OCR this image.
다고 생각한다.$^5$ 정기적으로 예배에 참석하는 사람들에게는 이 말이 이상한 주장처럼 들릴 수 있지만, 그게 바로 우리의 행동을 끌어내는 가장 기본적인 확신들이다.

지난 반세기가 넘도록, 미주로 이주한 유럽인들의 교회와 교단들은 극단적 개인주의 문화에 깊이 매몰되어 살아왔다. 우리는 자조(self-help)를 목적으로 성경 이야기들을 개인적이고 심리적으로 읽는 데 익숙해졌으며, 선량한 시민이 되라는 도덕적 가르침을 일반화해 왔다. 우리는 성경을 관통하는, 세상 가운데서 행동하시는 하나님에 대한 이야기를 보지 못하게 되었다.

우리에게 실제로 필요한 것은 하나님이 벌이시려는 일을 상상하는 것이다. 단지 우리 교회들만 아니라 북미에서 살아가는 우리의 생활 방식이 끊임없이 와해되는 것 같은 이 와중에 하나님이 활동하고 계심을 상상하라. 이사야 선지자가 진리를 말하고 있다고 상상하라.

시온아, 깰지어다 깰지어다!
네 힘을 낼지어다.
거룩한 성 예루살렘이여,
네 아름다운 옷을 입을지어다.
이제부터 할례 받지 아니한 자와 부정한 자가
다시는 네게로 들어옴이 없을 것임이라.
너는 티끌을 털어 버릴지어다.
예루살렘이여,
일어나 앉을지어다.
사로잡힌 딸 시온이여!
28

------------------------------------------------------------

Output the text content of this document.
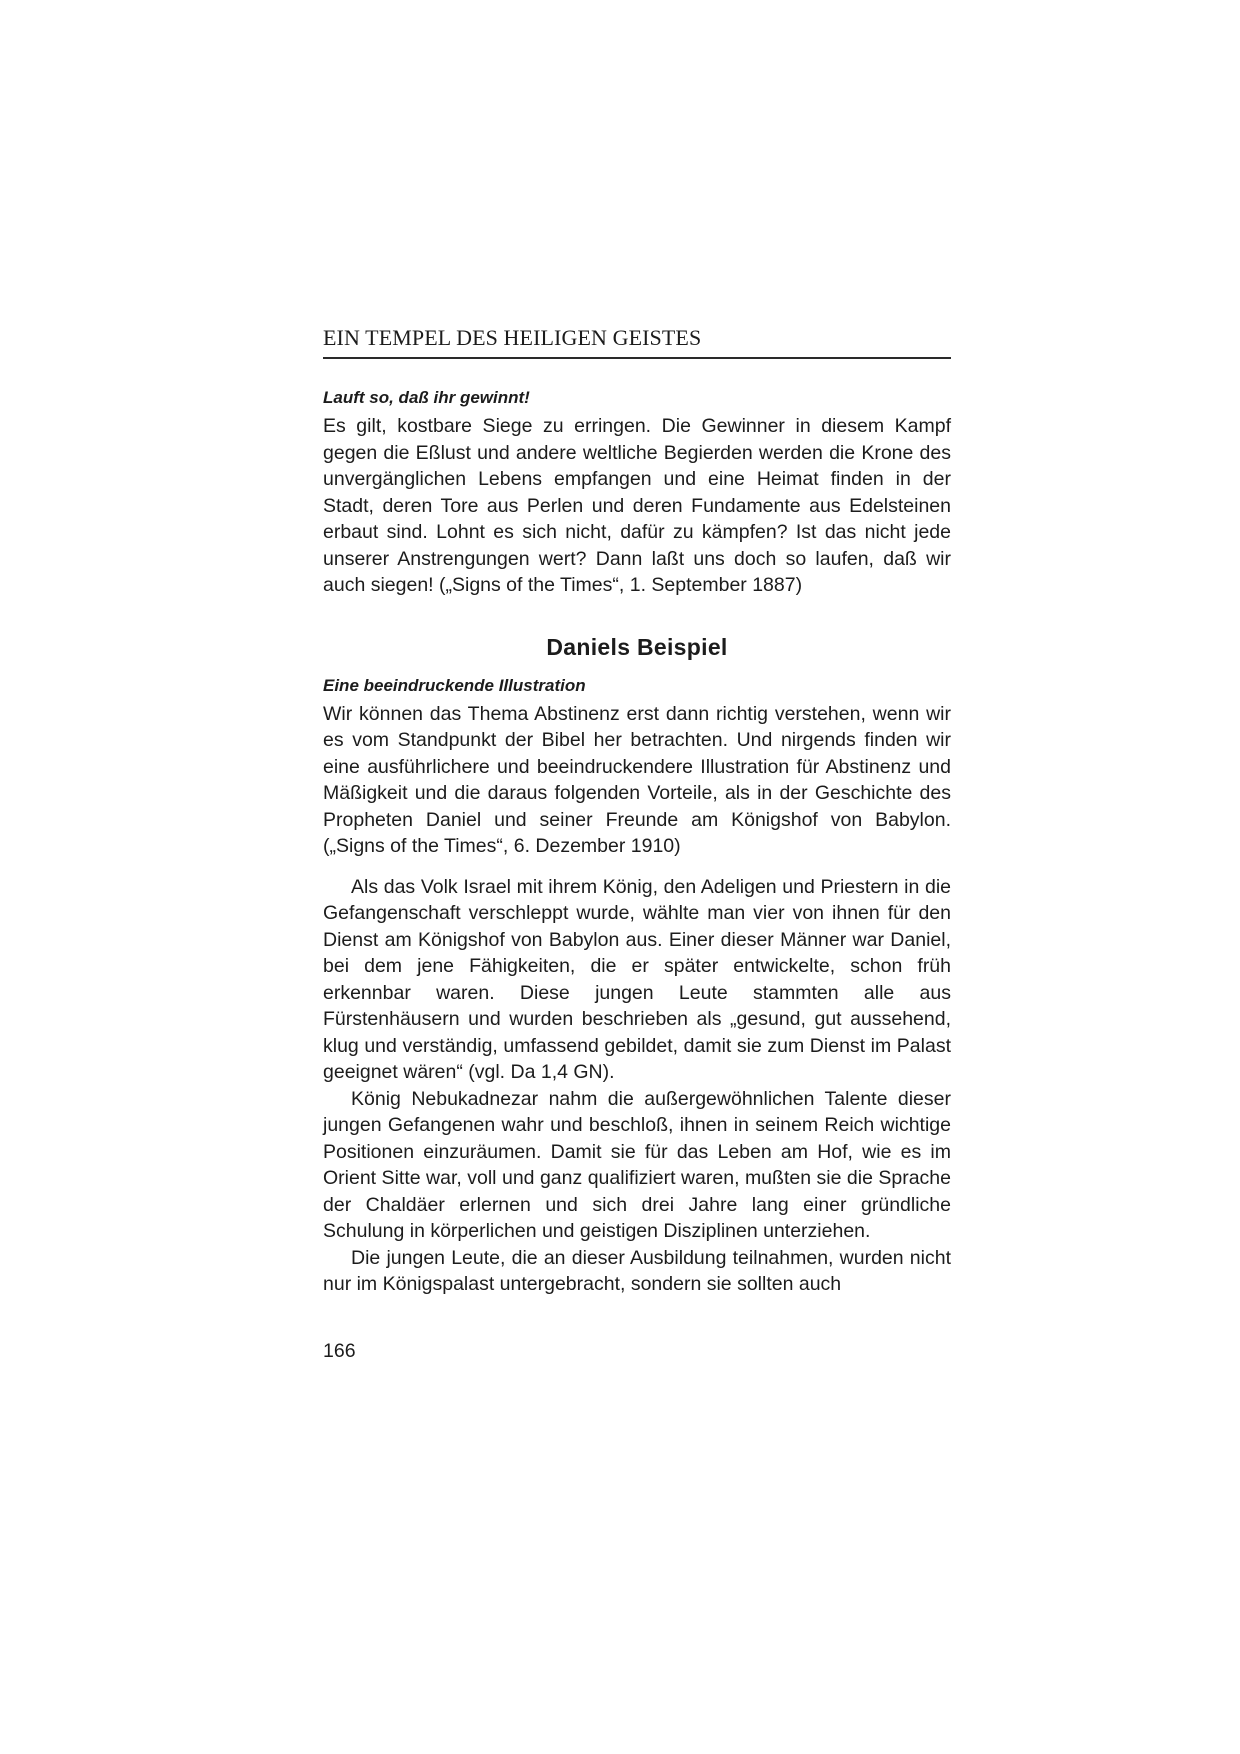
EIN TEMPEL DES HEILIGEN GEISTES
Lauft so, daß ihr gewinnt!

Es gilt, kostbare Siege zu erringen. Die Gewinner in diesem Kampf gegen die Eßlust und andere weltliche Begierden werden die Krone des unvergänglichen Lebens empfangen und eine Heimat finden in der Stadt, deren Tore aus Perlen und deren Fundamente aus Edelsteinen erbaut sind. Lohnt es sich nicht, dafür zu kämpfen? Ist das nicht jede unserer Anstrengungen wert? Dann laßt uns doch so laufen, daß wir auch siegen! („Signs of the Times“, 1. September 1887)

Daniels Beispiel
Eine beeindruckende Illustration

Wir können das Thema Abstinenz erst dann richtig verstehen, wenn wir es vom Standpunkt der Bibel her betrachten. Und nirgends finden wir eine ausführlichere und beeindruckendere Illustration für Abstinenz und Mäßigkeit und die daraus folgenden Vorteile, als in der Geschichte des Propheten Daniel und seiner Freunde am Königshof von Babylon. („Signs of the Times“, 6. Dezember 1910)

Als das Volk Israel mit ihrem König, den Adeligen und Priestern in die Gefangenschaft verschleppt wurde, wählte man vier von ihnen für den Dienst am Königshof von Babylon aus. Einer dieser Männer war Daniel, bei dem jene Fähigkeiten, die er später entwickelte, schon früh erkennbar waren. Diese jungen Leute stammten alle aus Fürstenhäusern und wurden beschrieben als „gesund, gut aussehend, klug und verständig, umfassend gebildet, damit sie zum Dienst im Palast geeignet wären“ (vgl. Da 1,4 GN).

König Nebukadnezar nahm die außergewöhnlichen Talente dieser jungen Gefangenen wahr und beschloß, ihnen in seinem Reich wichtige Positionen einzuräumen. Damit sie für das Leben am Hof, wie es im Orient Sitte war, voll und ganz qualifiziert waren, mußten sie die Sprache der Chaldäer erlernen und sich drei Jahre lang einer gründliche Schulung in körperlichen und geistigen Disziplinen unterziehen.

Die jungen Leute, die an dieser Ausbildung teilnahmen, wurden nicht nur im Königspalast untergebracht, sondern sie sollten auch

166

------------------------------------------------------------

> _EXERCISE TASK_: Track down the lines that include the word "this" and copy them.

> _TASK RESPONSE_:
OCR this image.
Output the text content of this document.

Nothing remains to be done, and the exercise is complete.